**Job**. Search the listing below for the string "text" and copy every line where it occurs.

[Some records]
________

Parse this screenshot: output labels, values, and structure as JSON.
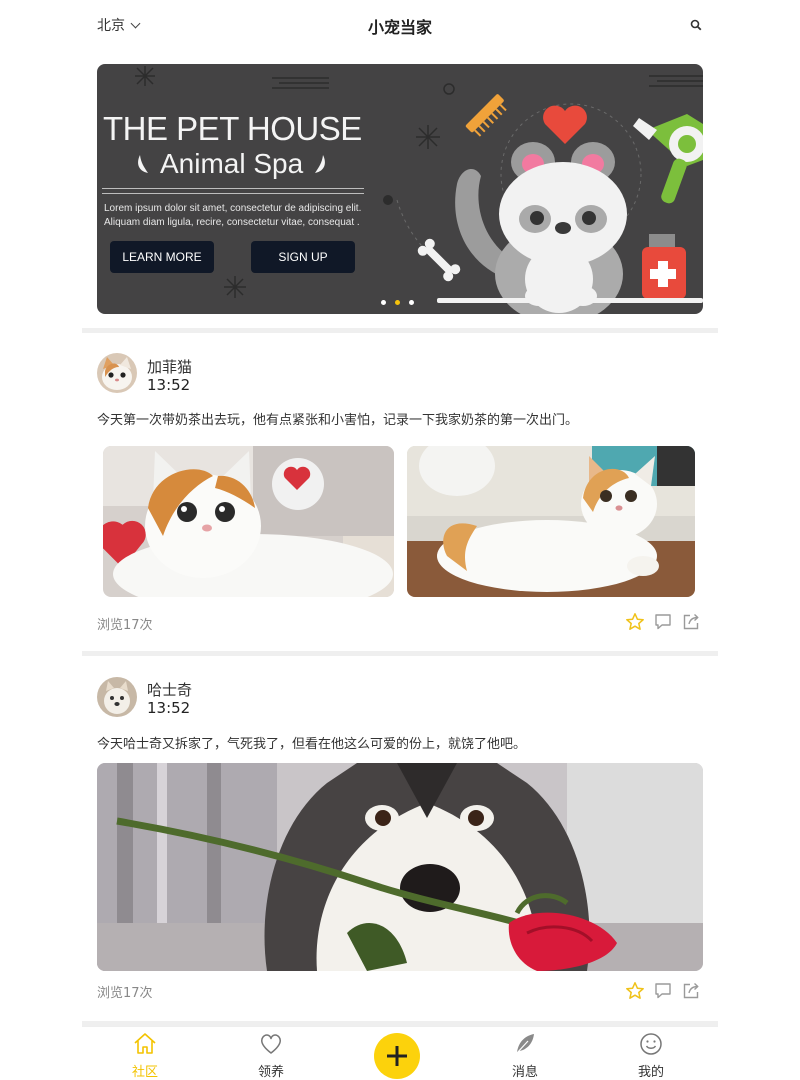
{
  "header": {
    "city": "北京",
    "title": "小宠当家"
  },
  "banner": {
    "title": "THE PET HOUSE",
    "subtitle": "Animal Spa",
    "lorem": "Lorem ipsum dolor sit amet, consectetur de adipiscing elit. Aliquam diam ligula, recire, consectetur vitae, consequat .",
    "learn_more": "LEARN MORE",
    "sign_up": "SIGN UP",
    "slides": 3,
    "active_slide": 2
  },
  "posts": [
    {
      "user": "加菲猫",
      "time": "13:52",
      "text": "今天第一次带奶茶出去玩，他有点紧张和小害怕，记录一下我家奶茶的第一次出门。",
      "views": "浏览17次"
    },
    {
      "user": "哈士奇",
      "time": "13:52",
      "text": "今天哈士奇又拆家了，气死我了，但看在他这么可爱的份上，就饶了他吧。",
      "views": "浏览17次"
    }
  ],
  "tabs": [
    {
      "label": "社区",
      "icon": "home-icon",
      "active": true
    },
    {
      "label": "领养",
      "icon": "heart-icon",
      "active": false
    },
    {
      "label": "",
      "icon": "plus-icon",
      "active": false
    },
    {
      "label": "消息",
      "icon": "feather-icon",
      "active": false
    },
    {
      "label": "我的",
      "icon": "smile-icon",
      "active": false
    }
  ],
  "colors": {
    "accent": "#fcd20c",
    "active_tab": "#f3c300",
    "banner_bg": "#444344"
  }
}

________

**Complete answer**.
      "text": "今天第一次带奶茶出去玩，他有点紧张和小害怕，记录一下我家奶茶的第一次出门。",
      "text": "今天哈士奇又拆家了，气死我了，但看在他这么可爱的份上，就饶了他吧。",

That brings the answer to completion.